<<<<

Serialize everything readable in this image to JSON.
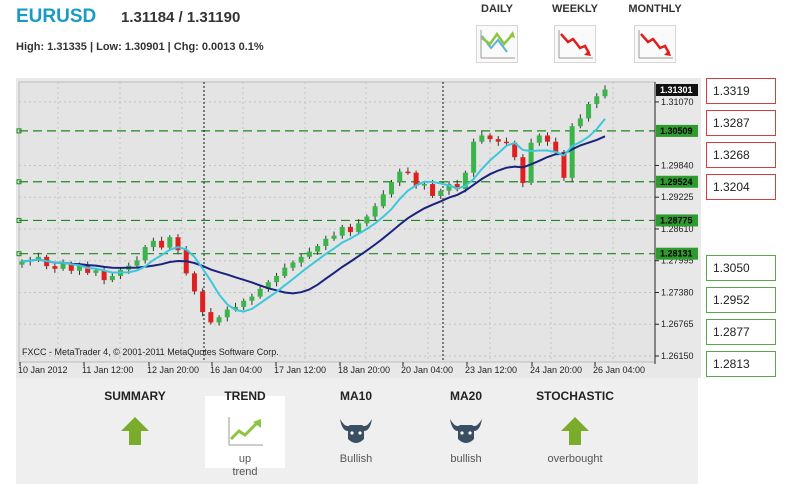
{
  "header": {
    "symbol": "EURUSD",
    "quote": "1.31184 / 1.31190",
    "stats": "High: 1.31335 | Low: 1.30901 | Chg: 0.0013 0.1%"
  },
  "timeframes": [
    {
      "label": "DAILY",
      "icon": "trend-up-icon"
    },
    {
      "label": "WEEKLY",
      "icon": "trend-down-icon"
    },
    {
      "label": "MONTHLY",
      "icon": "trend-down-icon"
    }
  ],
  "chart": {
    "credit": "FXCC - MetaTrader 4, © 2001-2011 MetaQuotes Software Corp.",
    "price_ticks": [
      "1.31070",
      "1.29840",
      "1.29225",
      "1.28610",
      "1.27995",
      "1.27380",
      "1.26765",
      "1.26150"
    ],
    "tags": [
      {
        "text": "1.31301",
        "price": 1.31301,
        "style": "current"
      },
      {
        "text": "1.30509",
        "price": 1.30509,
        "style": "level"
      },
      {
        "text": "1.29524",
        "price": 1.29524,
        "style": "level"
      },
      {
        "text": "1.28775",
        "price": 1.28775,
        "style": "level"
      },
      {
        "text": "1.28131",
        "price": 1.28131,
        "style": "level"
      }
    ],
    "time_labels": [
      "10 Jan 2012",
      "11 Jan 12:00",
      "12 Jan 20:00",
      "16 Jan 04:00",
      "17 Jan 12:00",
      "18 Jan 20:00",
      "20 Jan 04:00",
      "23 Jan 12:00",
      "24 Jan 20:00",
      "26 Jan 04:00"
    ],
    "colors": {
      "bull": "#3bb54a",
      "bear": "#e02020",
      "ma_fast": "#3cc8dc",
      "ma_slow": "#1a237e",
      "level": "#1a8a1a"
    }
  },
  "levels": {
    "resistance": [
      "1.3319",
      "1.3287",
      "1.3268",
      "1.3204"
    ],
    "support": [
      "1.3050",
      "1.2952",
      "1.2877",
      "1.2813"
    ]
  },
  "indicators": [
    {
      "title": "SUMMARY",
      "icon": "arrow-up-icon",
      "value": ""
    },
    {
      "title": "TREND",
      "icon": "trend-up-icon",
      "value": "up trend"
    },
    {
      "title": "MA10",
      "icon": "bull-icon",
      "value": "Bullish"
    },
    {
      "title": "MA20",
      "icon": "bull-icon",
      "value": "bullish"
    },
    {
      "title": "STOCHASTIC",
      "icon": "arrow-up-icon",
      "value": "overbought"
    }
  ]
}
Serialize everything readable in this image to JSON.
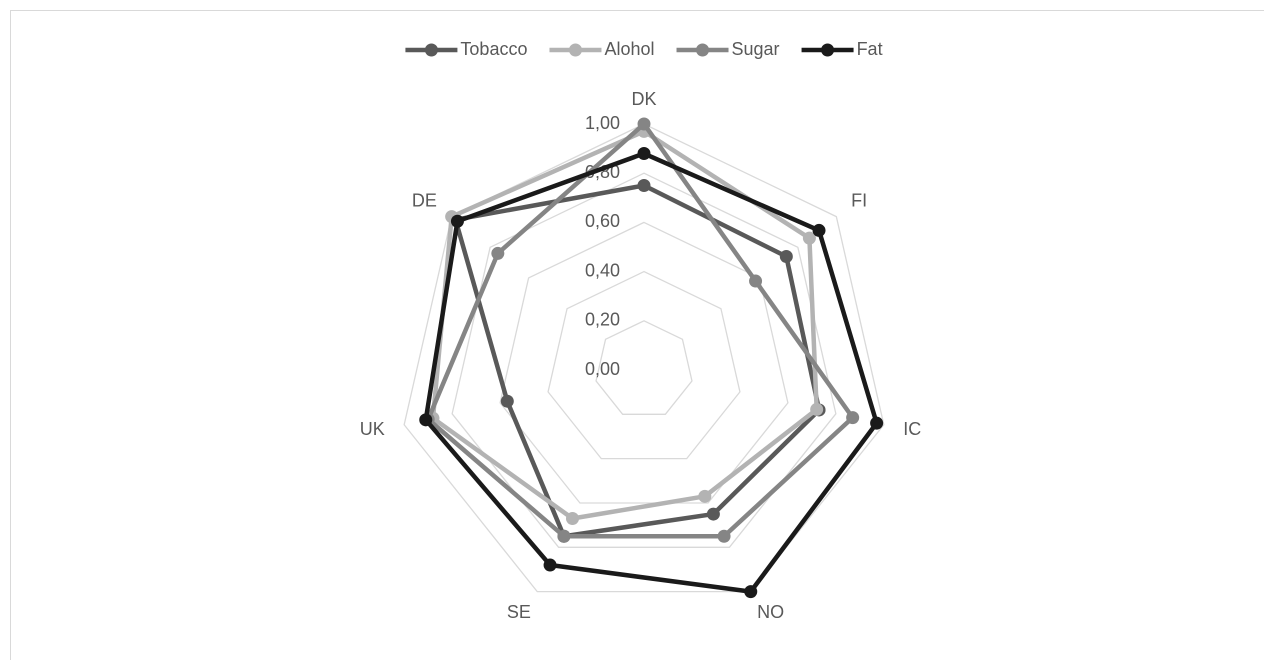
{
  "chart_data": {
    "type": "radar",
    "categories": [
      "DK",
      "FI",
      "IC",
      "NO",
      "SE",
      "UK",
      "DE"
    ],
    "series": [
      {
        "name": "Tobacco",
        "color": "#595959",
        "values": [
          0.75,
          0.74,
          0.73,
          0.65,
          0.75,
          0.57,
          0.98
        ]
      },
      {
        "name": "Alohol",
        "color": "#b3b3b3",
        "values": [
          0.97,
          0.86,
          0.72,
          0.57,
          0.67,
          0.88,
          1.0
        ]
      },
      {
        "name": "Sugar",
        "color": "#858585",
        "values": [
          1.0,
          0.58,
          0.87,
          0.75,
          0.75,
          0.9,
          0.76
        ]
      },
      {
        "name": "Fat",
        "color": "#1a1a1a",
        "values": [
          0.88,
          0.91,
          0.97,
          1.0,
          0.88,
          0.91,
          0.97
        ]
      }
    ],
    "ylim": [
      0,
      1
    ],
    "yticks": [
      {
        "value": 0,
        "label": "0,00"
      },
      {
        "value": 0.2,
        "label": "0,20"
      },
      {
        "value": 0.4,
        "label": "0,40"
      },
      {
        "value": 0.6,
        "label": "0,60"
      },
      {
        "value": 0.8,
        "label": "0,80"
      },
      {
        "value": 1,
        "label": "1,00"
      }
    ],
    "grid": true,
    "legend": "top"
  }
}
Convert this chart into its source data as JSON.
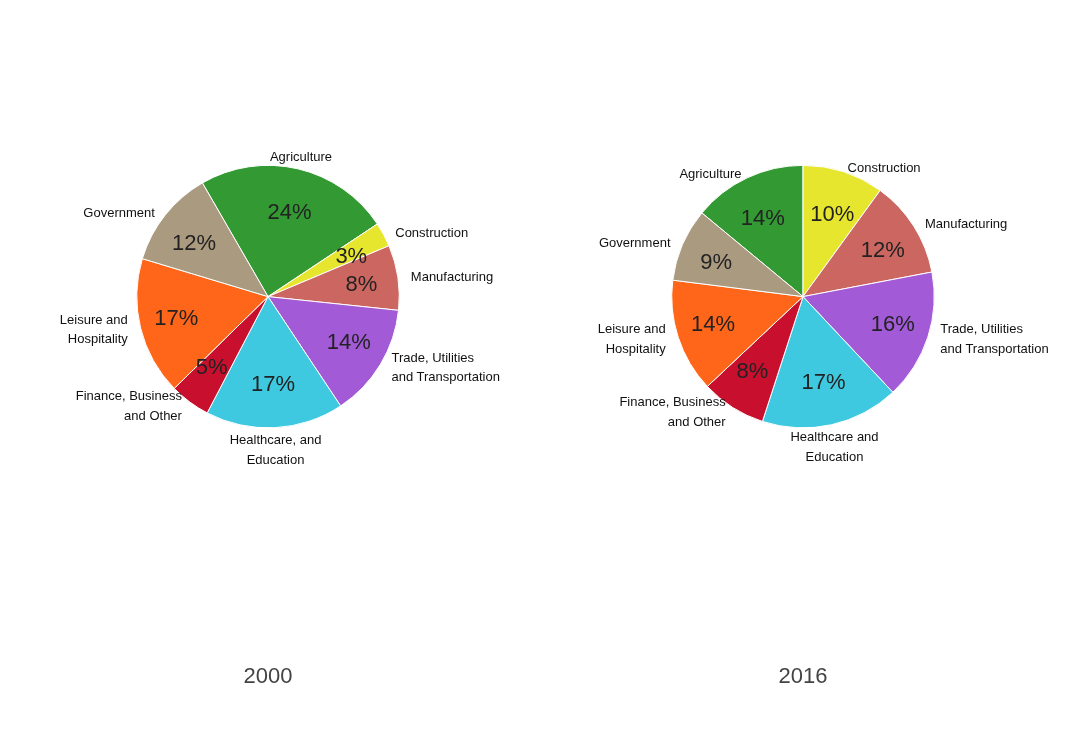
{
  "chart_data": [
    {
      "type": "pie",
      "title": "2000",
      "categories": [
        "Agriculture",
        "Construction",
        "Manufacturing",
        "Trade, Utilities and Transportation",
        "Healthcare, and Education",
        "Finance, Business and Other",
        "Leisure and Hospitality",
        "Government"
      ],
      "values": [
        24,
        3,
        8,
        14,
        17,
        5,
        17,
        12
      ],
      "value_labels": [
        "24%",
        "3%",
        "8%",
        "14%",
        "17%",
        "5%",
        "17%",
        "12%"
      ],
      "colors": [
        "#339933",
        "#e6e62e",
        "#cc6660",
        "#a25ad6",
        "#3fc9e0",
        "#c8102e",
        "#ff6619",
        "#aa9a80"
      ]
    },
    {
      "type": "pie",
      "title": "2016",
      "categories": [
        "Agriculture",
        "Construction",
        "Manufacturing",
        "Trade, Utilities and Transportation",
        "Healthcare and Education",
        "Finance, Business and Other",
        "Leisure and Hospitality",
        "Government"
      ],
      "values": [
        14,
        10,
        12,
        16,
        17,
        8,
        14,
        9
      ],
      "value_labels": [
        "14%",
        "10%",
        "12%",
        "16%",
        "17%",
        "8%",
        "14%",
        "9%"
      ],
      "colors": [
        "#339933",
        "#e6e62e",
        "#cc6660",
        "#a25ad6",
        "#3fc9e0",
        "#c8102e",
        "#ff6619",
        "#aa9a80"
      ]
    }
  ]
}
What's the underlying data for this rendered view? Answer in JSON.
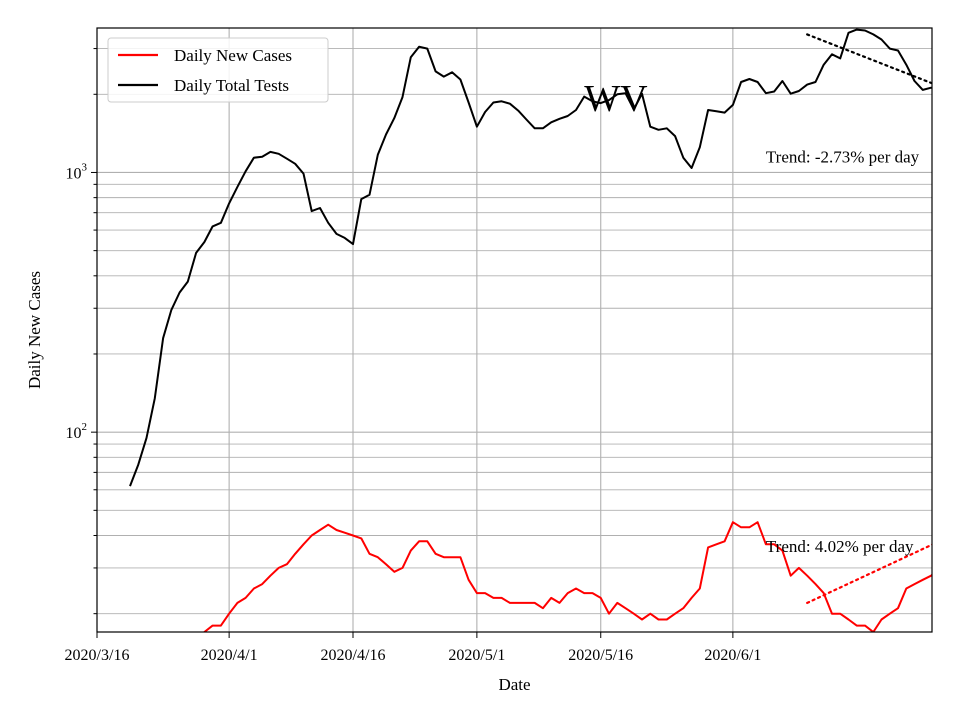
{
  "chart_data": {
    "type": "line",
    "xlabel": "Date",
    "ylabel": "Daily New Cases",
    "yscale": "log",
    "grid": true,
    "legend_position": "top-left",
    "xlim": [
      "2020-03-16",
      "2020-06-16"
    ],
    "ylim": [
      17,
      3600
    ],
    "x_ticks": [
      {
        "date": "2020-03-16",
        "label": "2020/3/16"
      },
      {
        "date": "2020-04-01",
        "label": "2020/4/1"
      },
      {
        "date": "2020-04-16",
        "label": "2020/4/16"
      },
      {
        "date": "2020-05-01",
        "label": "2020/5/1"
      },
      {
        "date": "2020-05-16",
        "label": "2020/5/16"
      },
      {
        "date": "2020-06-01",
        "label": "2020/6/1"
      }
    ],
    "y_major_ticks": [
      {
        "value": 100,
        "base": "10",
        "exp": "2"
      },
      {
        "value": 1000,
        "base": "10",
        "exp": "3"
      }
    ],
    "annotations": [
      {
        "text": "Trend: -2.73% per day",
        "date": "2020-06-05",
        "value": 1150
      },
      {
        "text": "Trend: 4.02% per day",
        "date": "2020-06-05",
        "value": 36.5
      },
      {
        "text": "WV",
        "date": "2020-05-14",
        "value": 1950
      }
    ],
    "series": [
      {
        "name": "Daily New Cases",
        "color": "#ff0000",
        "start_date": "2020-03-26",
        "values": [
          14,
          15,
          16,
          17,
          18,
          18,
          20,
          22,
          23,
          25,
          26,
          28,
          30,
          31,
          34,
          37,
          40,
          42,
          44,
          42,
          41,
          40,
          39,
          34,
          33,
          31,
          29,
          30,
          35,
          38,
          38,
          34,
          33,
          33,
          33,
          27,
          24,
          24,
          23,
          23,
          22,
          22,
          22,
          22,
          21,
          23,
          22,
          24,
          25,
          24,
          24,
          23,
          20,
          22,
          21,
          20,
          19,
          20,
          19,
          19,
          20,
          21,
          23,
          25,
          36,
          37,
          38,
          45,
          43,
          43,
          45,
          37,
          37,
          35,
          28,
          30,
          28,
          26,
          24,
          20,
          20,
          19,
          18,
          18,
          17,
          19,
          20,
          21,
          25,
          26,
          27,
          28,
          30,
          31,
          32,
          33,
          34,
          34,
          35,
          36,
          34,
          32
        ]
      },
      {
        "name": "Daily Total Tests",
        "color": "#000000",
        "start_date": "2020-03-20",
        "values": [
          62,
          75,
          95,
          135,
          230,
          295,
          345,
          380,
          490,
          540,
          620,
          640,
          760,
          880,
          1010,
          1140,
          1150,
          1200,
          1180,
          1130,
          1080,
          990,
          710,
          730,
          640,
          580,
          560,
          530,
          790,
          820,
          1170,
          1400,
          1620,
          1950,
          2780,
          3050,
          3000,
          2450,
          2340,
          2430,
          2280,
          1860,
          1500,
          1710,
          1860,
          1880,
          1840,
          1730,
          1600,
          1480,
          1480,
          1560,
          1610,
          1650,
          1740,
          1960,
          1880,
          1850,
          1900,
          2000,
          2020,
          1750,
          2010,
          1500,
          1460,
          1480,
          1380,
          1140,
          1040,
          1250,
          1740,
          1720,
          1700,
          1820,
          2230,
          2290,
          2230,
          2020,
          2050,
          2250,
          2010,
          2060,
          2180,
          2230,
          2600,
          2850,
          2750,
          3450,
          3550,
          3520,
          3400,
          3250,
          3000,
          2950,
          2600,
          2250,
          2080,
          2120,
          2090,
          2050
        ]
      }
    ],
    "trend_lines": [
      {
        "series": "Daily Total Tests",
        "color": "#000000",
        "from": {
          "date": "2020-06-10",
          "value": 3400
        },
        "to": {
          "date": "2020-06-26",
          "value": 2150
        }
      },
      {
        "series": "Daily New Cases",
        "color": "#ff0000",
        "from": {
          "date": "2020-06-10",
          "value": 22
        },
        "to": {
          "date": "2020-06-26",
          "value": 38
        }
      }
    ]
  }
}
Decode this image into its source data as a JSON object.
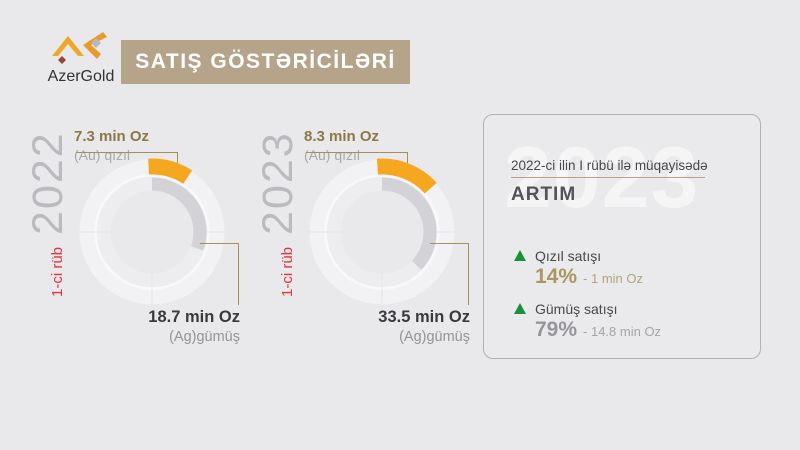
{
  "logo": {
    "name": "AzerGold"
  },
  "header": {
    "title": "SATIŞ GÖSTƏRİCİLƏRİ",
    "banner_color": "#b5a48a"
  },
  "chart_data": [
    {
      "type": "pie",
      "year": "2022",
      "period_label": "1-ci rüb",
      "gold": {
        "value": 7.3,
        "unit": "min Oz",
        "value_label": "7.3 min Oz",
        "series_label": "(Au) qızıl",
        "color": "#f5a71f",
        "start_angle": -3,
        "end_angle": 33,
        "ring": "outer"
      },
      "silver": {
        "value": 18.7,
        "unit": "min Oz",
        "value_label": "18.7 min Oz",
        "series_label": "(Ag)gümüş",
        "color": "#d3d2d6",
        "start_angle": 0,
        "end_angle": 110,
        "ring": "inner"
      }
    },
    {
      "type": "pie",
      "year": "2023",
      "period_label": "1-ci rüb",
      "gold": {
        "value": 8.3,
        "unit": "min Oz",
        "value_label": "8.3 min Oz",
        "series_label": "(Au) qızıl",
        "color": "#f5a71f",
        "start_angle": -4,
        "end_angle": 48,
        "ring": "outer"
      },
      "silver": {
        "value": 33.5,
        "unit": "min Oz",
        "value_label": "33.5 min Oz",
        "series_label": "(Ag)gümüş",
        "color": "#d3d2d6",
        "start_angle": 0,
        "end_angle": 134,
        "ring": "inner"
      }
    }
  ],
  "comparison_card": {
    "watermark": "2023",
    "subtitle": "2022-ci ilin I rübü ilə müqayisədə",
    "title": "ARTIM",
    "items": [
      {
        "label": "Qızıl satışı",
        "percent": "14%",
        "delta": "- 1 min Oz",
        "direction": "up",
        "percent_color": "#a8985e",
        "delta_color": "#b3a478"
      },
      {
        "label": "Gümüş satışı",
        "percent": "79%",
        "delta": "- 14.8 min Oz",
        "direction": "up",
        "percent_color": "#96959a",
        "delta_color": "#a4a3a7"
      }
    ]
  },
  "colors": {
    "background": "#e9e8eb",
    "gold_accent": "#f5a71f",
    "silver_accent": "#d3d2d6",
    "banner_tan": "#b5a48a",
    "period_red": "#e2343f",
    "growth_green": "#17913b",
    "callout_line": "#a39258"
  }
}
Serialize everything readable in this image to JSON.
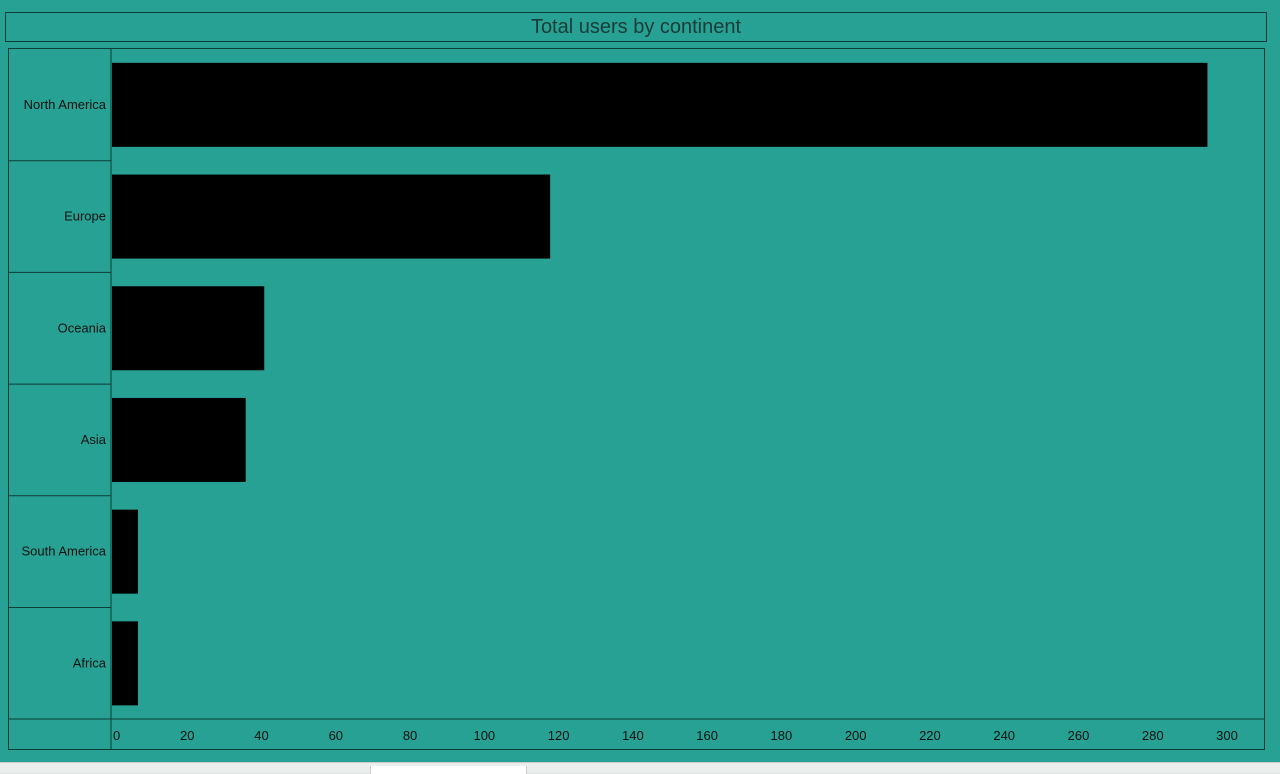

>>>>

▶ Given instruction: Copy all lines from the entries that contain the word "satışı".

▶ The answer:
        "label": "Qızıl satışı",
        "label": "Gümüş satışı",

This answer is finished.